Every line below that contains "xlabel" is to be copied.

Dataset rows about figures:
•••••

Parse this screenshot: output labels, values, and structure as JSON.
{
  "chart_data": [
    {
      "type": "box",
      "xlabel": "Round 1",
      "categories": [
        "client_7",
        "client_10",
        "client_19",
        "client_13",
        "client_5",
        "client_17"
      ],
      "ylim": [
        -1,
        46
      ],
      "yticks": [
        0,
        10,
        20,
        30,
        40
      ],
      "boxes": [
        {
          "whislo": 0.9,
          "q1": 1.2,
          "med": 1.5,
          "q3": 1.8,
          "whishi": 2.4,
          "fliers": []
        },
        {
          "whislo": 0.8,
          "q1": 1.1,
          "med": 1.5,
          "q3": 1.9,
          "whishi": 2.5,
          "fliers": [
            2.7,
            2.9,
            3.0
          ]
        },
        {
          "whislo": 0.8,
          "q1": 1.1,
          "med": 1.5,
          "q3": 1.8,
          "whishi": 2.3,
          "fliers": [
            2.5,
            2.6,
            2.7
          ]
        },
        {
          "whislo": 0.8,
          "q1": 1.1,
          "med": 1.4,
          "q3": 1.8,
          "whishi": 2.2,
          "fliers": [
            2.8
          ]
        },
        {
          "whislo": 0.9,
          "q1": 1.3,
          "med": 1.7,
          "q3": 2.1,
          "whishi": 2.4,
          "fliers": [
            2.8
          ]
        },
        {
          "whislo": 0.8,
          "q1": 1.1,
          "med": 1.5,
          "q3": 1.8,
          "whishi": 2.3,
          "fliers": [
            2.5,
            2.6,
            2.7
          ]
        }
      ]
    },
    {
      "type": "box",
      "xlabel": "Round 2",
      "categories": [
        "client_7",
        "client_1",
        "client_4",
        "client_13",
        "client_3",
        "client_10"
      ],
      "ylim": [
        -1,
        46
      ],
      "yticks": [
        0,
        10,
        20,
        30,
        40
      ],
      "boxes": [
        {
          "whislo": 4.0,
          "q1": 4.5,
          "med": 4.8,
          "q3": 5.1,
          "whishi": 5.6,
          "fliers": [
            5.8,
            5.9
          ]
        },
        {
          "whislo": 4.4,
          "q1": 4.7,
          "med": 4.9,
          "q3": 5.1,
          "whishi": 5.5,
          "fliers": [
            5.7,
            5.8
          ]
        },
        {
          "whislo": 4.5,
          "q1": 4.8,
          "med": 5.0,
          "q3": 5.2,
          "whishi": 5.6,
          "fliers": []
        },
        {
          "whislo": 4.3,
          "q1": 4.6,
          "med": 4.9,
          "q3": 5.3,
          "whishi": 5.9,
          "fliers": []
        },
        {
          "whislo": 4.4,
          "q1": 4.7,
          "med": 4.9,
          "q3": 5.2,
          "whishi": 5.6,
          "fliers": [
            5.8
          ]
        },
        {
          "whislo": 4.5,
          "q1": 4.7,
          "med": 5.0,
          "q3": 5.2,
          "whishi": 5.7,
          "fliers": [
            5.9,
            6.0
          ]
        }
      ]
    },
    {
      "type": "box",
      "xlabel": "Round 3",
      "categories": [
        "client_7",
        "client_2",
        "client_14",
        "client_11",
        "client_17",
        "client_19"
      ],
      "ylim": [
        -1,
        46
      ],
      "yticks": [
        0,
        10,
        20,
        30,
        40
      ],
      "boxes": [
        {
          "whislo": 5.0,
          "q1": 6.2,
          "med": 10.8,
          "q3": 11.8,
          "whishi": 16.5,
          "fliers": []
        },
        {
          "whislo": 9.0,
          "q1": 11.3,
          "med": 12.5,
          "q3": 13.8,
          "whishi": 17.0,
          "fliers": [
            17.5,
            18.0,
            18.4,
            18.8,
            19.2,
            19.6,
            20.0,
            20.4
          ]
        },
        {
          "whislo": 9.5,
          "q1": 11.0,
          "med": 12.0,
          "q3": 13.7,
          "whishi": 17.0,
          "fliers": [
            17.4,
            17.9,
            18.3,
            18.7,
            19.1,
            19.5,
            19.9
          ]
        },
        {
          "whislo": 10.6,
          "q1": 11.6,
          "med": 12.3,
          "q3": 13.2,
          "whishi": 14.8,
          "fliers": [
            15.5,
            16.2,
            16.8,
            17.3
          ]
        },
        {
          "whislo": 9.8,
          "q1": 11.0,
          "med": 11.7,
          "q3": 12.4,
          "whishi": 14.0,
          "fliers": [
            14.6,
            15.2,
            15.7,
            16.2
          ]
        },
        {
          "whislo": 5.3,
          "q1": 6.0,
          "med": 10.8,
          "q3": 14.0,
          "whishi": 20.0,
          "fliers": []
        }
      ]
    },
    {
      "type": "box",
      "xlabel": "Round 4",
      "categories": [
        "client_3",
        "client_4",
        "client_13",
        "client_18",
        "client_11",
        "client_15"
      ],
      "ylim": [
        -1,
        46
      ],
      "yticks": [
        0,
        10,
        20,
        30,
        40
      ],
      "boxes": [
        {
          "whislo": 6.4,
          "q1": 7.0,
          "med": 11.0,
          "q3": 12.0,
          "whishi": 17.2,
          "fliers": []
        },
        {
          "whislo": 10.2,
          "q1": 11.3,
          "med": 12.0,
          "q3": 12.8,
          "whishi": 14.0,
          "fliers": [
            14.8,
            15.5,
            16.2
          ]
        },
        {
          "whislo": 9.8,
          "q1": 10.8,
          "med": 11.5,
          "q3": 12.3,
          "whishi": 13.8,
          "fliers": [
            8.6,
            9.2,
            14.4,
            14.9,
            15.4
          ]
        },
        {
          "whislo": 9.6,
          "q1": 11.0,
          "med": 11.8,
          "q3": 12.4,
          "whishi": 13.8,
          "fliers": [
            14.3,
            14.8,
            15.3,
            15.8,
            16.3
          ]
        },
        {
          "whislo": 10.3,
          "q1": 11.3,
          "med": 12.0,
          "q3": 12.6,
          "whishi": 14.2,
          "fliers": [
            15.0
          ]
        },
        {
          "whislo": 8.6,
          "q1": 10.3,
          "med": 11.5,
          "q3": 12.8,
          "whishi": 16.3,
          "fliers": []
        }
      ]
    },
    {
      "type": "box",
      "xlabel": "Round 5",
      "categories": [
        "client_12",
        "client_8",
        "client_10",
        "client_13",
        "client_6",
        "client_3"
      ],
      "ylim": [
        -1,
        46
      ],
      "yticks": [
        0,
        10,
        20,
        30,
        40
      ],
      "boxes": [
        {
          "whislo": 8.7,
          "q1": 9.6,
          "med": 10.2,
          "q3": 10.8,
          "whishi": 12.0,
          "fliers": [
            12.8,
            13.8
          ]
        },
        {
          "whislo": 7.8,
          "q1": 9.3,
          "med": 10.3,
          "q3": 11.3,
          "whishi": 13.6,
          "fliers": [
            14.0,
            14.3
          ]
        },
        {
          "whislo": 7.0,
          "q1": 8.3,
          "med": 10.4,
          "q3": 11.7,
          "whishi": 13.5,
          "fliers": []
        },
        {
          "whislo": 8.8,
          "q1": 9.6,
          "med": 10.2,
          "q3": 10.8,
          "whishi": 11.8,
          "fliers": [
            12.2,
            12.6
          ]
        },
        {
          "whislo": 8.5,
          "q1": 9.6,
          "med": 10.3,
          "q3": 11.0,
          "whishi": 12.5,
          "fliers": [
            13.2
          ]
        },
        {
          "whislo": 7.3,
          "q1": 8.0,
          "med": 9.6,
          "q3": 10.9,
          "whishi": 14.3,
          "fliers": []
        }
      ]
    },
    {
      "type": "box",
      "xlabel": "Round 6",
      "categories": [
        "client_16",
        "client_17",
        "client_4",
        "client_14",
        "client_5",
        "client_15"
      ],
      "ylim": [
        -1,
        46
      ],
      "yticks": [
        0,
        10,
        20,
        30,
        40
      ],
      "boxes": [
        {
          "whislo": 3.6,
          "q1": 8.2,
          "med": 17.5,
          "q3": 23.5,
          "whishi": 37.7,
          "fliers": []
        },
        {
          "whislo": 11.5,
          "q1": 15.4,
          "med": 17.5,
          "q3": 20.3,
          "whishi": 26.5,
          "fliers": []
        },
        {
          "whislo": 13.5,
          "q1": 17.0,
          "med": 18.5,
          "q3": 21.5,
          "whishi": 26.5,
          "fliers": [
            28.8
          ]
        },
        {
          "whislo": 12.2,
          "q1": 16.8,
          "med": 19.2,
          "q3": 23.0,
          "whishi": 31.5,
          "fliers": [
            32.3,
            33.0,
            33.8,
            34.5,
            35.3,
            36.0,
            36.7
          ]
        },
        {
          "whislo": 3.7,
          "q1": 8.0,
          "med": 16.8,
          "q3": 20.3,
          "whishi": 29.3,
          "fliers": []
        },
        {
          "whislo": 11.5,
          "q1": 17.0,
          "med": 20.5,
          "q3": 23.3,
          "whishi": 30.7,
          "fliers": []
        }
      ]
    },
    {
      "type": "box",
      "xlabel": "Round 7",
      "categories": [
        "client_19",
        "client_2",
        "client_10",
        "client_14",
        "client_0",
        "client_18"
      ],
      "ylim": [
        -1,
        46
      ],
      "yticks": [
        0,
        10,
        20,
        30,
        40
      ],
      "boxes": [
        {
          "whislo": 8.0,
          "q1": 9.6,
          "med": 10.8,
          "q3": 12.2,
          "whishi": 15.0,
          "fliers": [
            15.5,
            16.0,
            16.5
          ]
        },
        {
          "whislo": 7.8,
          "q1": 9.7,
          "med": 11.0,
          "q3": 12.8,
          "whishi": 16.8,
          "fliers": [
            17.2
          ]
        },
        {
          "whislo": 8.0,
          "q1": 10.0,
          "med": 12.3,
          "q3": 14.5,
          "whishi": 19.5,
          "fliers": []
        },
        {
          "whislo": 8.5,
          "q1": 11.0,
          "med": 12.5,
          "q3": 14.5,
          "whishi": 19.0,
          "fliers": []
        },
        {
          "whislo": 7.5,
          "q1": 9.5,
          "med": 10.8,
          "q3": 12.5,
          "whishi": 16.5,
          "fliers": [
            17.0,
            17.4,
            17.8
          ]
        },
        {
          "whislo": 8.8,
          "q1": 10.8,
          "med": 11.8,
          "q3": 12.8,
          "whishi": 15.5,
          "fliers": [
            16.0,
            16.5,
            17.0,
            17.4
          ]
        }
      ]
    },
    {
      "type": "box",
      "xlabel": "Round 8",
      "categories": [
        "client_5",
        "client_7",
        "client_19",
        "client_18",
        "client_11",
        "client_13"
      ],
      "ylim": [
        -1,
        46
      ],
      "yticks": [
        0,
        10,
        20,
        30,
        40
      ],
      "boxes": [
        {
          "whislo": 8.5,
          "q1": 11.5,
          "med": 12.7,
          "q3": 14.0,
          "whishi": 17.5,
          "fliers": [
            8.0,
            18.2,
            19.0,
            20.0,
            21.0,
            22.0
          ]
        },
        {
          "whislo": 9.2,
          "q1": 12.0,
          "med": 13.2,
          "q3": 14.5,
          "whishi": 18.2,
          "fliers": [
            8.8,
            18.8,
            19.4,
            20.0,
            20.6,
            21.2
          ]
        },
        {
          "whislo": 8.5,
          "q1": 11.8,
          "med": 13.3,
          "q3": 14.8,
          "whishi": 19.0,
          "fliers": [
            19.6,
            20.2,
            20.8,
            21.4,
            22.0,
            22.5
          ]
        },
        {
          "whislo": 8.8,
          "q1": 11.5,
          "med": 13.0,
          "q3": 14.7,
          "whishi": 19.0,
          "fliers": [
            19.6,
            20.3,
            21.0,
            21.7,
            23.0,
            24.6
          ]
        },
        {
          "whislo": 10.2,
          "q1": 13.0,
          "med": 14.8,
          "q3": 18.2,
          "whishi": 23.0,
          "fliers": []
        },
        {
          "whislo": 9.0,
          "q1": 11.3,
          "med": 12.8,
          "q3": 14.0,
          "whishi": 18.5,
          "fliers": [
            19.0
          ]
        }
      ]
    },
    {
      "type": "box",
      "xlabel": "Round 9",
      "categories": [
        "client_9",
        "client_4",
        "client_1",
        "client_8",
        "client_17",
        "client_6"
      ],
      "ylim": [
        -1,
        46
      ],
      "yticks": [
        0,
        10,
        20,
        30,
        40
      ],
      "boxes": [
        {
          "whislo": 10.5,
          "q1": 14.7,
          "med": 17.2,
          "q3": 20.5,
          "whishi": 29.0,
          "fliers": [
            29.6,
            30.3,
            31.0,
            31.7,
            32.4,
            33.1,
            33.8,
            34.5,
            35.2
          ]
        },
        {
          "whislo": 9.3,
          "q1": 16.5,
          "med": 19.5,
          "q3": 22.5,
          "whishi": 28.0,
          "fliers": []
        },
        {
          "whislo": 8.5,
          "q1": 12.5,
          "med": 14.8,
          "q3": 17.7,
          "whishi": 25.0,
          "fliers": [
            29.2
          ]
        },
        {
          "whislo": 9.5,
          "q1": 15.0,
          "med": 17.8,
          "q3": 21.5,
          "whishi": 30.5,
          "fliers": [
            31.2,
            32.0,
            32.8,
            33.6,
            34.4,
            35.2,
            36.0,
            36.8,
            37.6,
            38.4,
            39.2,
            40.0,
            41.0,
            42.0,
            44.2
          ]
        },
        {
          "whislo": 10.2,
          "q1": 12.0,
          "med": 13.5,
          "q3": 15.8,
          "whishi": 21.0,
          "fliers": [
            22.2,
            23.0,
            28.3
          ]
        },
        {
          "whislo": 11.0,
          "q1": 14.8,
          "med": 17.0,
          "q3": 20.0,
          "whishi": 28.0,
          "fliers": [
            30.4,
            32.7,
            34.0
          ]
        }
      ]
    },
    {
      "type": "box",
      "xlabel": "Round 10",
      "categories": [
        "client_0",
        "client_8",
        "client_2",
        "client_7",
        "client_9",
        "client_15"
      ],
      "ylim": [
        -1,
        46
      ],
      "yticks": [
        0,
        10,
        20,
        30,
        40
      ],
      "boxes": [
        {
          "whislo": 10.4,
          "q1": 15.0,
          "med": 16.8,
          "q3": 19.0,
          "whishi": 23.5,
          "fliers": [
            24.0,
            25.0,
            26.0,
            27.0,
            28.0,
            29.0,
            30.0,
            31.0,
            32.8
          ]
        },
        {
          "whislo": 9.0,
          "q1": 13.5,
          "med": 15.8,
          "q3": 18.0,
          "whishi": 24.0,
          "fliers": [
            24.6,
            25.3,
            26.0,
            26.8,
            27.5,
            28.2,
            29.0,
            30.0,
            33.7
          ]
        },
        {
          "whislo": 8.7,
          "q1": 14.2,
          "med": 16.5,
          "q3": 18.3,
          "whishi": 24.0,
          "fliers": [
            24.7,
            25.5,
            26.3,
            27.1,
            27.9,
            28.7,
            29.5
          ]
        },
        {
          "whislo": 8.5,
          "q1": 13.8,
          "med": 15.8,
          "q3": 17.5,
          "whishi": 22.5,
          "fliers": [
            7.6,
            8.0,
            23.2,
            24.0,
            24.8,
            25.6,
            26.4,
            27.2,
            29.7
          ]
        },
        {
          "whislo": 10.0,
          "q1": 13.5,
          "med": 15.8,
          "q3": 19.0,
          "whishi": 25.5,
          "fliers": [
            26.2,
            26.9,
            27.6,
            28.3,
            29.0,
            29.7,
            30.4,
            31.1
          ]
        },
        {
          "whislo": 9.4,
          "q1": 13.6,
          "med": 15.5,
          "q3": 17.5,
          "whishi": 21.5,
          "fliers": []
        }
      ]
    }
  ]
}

•••••

**THE SOLUTION**.
      "xlabel": "Round 1",
      "xlabel": "Round 2",
      "xlabel": "Round 3",
      "xlabel": "Round 4",
      "xlabel": "Round 5",
      "xlabel": "Round 6",
      "xlabel": "Round 7",
      "xlabel": "Round 8",
      "xlabel": "Round 9",
      "xlabel": "Round 10",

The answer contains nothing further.